Element-and-box listings
** Start **
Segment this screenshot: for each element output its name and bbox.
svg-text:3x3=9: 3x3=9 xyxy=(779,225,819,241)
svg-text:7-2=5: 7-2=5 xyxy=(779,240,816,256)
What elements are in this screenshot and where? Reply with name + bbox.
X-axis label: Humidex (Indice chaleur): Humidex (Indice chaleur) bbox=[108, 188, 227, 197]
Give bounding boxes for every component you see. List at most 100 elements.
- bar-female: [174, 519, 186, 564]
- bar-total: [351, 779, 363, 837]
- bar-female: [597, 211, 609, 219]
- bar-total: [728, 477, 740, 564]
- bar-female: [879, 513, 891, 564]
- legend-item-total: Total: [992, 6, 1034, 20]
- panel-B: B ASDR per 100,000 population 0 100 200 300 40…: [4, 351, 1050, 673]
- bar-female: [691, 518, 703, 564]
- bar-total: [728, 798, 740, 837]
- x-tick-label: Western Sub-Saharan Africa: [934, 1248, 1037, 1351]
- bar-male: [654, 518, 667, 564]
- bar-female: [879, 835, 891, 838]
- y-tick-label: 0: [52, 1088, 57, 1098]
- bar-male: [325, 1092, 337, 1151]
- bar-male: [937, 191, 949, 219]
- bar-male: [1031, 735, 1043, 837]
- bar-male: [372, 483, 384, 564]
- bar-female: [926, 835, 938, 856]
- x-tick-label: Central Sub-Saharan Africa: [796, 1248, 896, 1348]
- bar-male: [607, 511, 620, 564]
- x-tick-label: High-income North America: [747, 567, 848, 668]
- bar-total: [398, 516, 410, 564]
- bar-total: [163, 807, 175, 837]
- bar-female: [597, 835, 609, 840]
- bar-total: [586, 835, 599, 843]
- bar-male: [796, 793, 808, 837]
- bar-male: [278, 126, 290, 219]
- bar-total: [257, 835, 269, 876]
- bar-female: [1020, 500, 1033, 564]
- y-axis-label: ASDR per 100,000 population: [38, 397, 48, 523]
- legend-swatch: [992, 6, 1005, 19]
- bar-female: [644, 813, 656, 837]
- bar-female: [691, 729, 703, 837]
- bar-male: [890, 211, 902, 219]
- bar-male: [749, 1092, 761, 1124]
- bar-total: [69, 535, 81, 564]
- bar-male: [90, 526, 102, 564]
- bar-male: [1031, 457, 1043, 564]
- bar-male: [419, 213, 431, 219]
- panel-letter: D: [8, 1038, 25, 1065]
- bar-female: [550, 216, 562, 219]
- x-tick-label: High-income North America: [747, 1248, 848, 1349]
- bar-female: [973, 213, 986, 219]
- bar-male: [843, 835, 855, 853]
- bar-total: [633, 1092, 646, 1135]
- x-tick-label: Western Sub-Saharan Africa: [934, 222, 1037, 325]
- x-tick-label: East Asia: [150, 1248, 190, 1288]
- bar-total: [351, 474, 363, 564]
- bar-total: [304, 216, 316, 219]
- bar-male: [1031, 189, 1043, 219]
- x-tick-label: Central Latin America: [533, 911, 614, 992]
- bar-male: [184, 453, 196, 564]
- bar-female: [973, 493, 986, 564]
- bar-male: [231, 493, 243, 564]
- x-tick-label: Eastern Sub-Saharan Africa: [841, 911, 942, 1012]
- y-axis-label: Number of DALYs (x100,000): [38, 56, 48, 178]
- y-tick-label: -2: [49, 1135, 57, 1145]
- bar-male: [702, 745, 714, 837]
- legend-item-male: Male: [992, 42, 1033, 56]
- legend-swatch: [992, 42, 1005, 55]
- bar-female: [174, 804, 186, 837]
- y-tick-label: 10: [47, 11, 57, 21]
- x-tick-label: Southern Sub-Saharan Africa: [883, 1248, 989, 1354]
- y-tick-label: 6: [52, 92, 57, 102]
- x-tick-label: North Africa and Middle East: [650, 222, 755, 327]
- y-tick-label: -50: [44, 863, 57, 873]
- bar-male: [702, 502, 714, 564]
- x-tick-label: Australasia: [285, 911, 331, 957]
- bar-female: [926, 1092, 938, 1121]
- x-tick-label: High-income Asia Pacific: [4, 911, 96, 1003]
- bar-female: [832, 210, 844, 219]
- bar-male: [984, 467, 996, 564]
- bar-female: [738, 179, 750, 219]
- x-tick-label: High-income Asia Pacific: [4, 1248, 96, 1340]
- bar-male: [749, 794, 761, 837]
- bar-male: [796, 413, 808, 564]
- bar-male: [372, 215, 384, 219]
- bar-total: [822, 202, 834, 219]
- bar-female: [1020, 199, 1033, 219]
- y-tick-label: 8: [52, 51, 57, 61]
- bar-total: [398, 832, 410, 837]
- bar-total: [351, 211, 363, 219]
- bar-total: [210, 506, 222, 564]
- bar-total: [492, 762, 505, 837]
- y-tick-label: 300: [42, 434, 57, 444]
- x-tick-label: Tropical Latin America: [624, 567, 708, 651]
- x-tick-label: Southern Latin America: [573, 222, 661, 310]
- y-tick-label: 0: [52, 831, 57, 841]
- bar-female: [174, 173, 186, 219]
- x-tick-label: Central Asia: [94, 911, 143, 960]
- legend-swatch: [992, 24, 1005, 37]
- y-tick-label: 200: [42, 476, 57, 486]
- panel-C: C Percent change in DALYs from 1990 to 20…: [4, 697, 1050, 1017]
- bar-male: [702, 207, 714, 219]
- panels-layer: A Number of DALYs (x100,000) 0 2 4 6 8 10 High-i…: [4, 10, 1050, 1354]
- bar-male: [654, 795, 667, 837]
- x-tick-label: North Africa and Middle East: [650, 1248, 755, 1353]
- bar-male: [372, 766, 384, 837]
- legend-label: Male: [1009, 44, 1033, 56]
** End **
• Set exercise:
Count the lines in the entries above that contain the string "item", where uppercase and lowercase letters are treated as different. Reply with the number only.

• The completed task:
2